[Data excerpts]:
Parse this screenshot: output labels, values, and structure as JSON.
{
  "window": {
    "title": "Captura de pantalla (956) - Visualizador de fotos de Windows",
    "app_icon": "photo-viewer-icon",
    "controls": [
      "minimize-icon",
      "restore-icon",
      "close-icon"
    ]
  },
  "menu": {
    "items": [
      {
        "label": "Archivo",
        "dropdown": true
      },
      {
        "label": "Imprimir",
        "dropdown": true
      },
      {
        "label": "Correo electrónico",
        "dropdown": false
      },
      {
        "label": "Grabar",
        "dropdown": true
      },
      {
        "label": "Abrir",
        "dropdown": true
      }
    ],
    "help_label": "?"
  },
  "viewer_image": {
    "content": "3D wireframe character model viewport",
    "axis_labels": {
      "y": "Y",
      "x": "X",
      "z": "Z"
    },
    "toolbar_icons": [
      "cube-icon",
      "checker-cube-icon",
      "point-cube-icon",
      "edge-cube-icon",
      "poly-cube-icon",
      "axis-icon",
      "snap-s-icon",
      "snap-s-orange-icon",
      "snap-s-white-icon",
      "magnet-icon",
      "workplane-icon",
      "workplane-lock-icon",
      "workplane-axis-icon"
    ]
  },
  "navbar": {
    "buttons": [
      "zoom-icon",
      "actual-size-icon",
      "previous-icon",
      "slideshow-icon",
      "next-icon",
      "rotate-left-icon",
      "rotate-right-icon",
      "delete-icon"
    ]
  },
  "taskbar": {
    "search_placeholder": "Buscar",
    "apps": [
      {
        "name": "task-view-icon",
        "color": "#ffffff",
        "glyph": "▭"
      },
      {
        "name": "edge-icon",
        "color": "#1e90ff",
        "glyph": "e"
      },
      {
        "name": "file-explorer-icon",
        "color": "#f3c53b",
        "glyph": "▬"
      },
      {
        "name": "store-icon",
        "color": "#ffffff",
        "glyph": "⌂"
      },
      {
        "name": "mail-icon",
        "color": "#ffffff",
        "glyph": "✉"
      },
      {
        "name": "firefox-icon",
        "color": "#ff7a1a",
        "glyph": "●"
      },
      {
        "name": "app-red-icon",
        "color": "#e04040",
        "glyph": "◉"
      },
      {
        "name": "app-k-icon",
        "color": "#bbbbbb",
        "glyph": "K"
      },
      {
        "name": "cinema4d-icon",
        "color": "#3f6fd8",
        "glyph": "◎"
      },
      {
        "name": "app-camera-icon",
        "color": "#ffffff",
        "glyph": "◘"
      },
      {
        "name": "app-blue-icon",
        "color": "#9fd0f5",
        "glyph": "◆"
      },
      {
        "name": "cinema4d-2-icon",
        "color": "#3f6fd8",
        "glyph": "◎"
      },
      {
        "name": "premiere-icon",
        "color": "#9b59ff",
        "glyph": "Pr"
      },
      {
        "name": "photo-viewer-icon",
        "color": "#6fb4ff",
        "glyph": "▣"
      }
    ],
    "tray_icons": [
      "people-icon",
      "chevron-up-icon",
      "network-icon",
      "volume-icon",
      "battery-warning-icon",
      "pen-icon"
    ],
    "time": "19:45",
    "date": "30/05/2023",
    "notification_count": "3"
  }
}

[What to produce]: Reproduce every line of the data verbatim.

[Solution for this task]:
Parse this screenshot: output labels, values, and structure as JSON.
{
  "window": {
    "title": "Captura de pantalla (956) - Visualizador de fotos de Windows",
    "app_icon": "photo-viewer-icon",
    "controls": [
      "minimize-icon",
      "restore-icon",
      "close-icon"
    ]
  },
  "menu": {
    "items": [
      {
        "label": "Archivo",
        "dropdown": true
      },
      {
        "label": "Imprimir",
        "dropdown": true
      },
      {
        "label": "Correo electrónico",
        "dropdown": false
      },
      {
        "label": "Grabar",
        "dropdown": true
      },
      {
        "label": "Abrir",
        "dropdown": true
      }
    ],
    "help_label": "?"
  },
  "viewer_image": {
    "content": "3D wireframe character model viewport",
    "axis_labels": {
      "y": "Y",
      "x": "X",
      "z": "Z"
    },
    "toolbar_icons": [
      "cube-icon",
      "checker-cube-icon",
      "point-cube-icon",
      "edge-cube-icon",
      "poly-cube-icon",
      "axis-icon",
      "snap-s-icon",
      "snap-s-orange-icon",
      "snap-s-white-icon",
      "magnet-icon",
      "workplane-icon",
      "workplane-lock-icon",
      "workplane-axis-icon"
    ]
  },
  "navbar": {
    "buttons": [
      "zoom-icon",
      "actual-size-icon",
      "previous-icon",
      "slideshow-icon",
      "next-icon",
      "rotate-left-icon",
      "rotate-right-icon",
      "delete-icon"
    ]
  },
  "taskbar": {
    "search_placeholder": "Buscar",
    "apps": [
      {
        "name": "task-view-icon",
        "color": "#ffffff",
        "glyph": "▭"
      },
      {
        "name": "edge-icon",
        "color": "#1e90ff",
        "glyph": "e"
      },
      {
        "name": "file-explorer-icon",
        "color": "#f3c53b",
        "glyph": "▬"
      },
      {
        "name": "store-icon",
        "color": "#ffffff",
        "glyph": "⌂"
      },
      {
        "name": "mail-icon",
        "color": "#ffffff",
        "glyph": "✉"
      },
      {
        "name": "firefox-icon",
        "color": "#ff7a1a",
        "glyph": "●"
      },
      {
        "name": "app-red-icon",
        "color": "#e04040",
        "glyph": "◉"
      },
      {
        "name": "app-k-icon",
        "color": "#bbbbbb",
        "glyph": "K"
      },
      {
        "name": "cinema4d-icon",
        "color": "#3f6fd8",
        "glyph": "◎"
      },
      {
        "name": "app-camera-icon",
        "color": "#ffffff",
        "glyph": "◘"
      },
      {
        "name": "app-blue-icon",
        "color": "#9fd0f5",
        "glyph": "◆"
      },
      {
        "name": "cinema4d-2-icon",
        "color": "#3f6fd8",
        "glyph": "◎"
      },
      {
        "name": "premiere-icon",
        "color": "#9b59ff",
        "glyph": "Pr"
      },
      {
        "name": "photo-viewer-icon",
        "color": "#6fb4ff",
        "glyph": "▣"
      }
    ],
    "tray_icons": [
      "people-icon",
      "chevron-up-icon",
      "network-icon",
      "volume-icon",
      "battery-warning-icon",
      "pen-icon"
    ],
    "time": "19:45",
    "date": "30/05/2023",
    "notification_count": "3"
  }
}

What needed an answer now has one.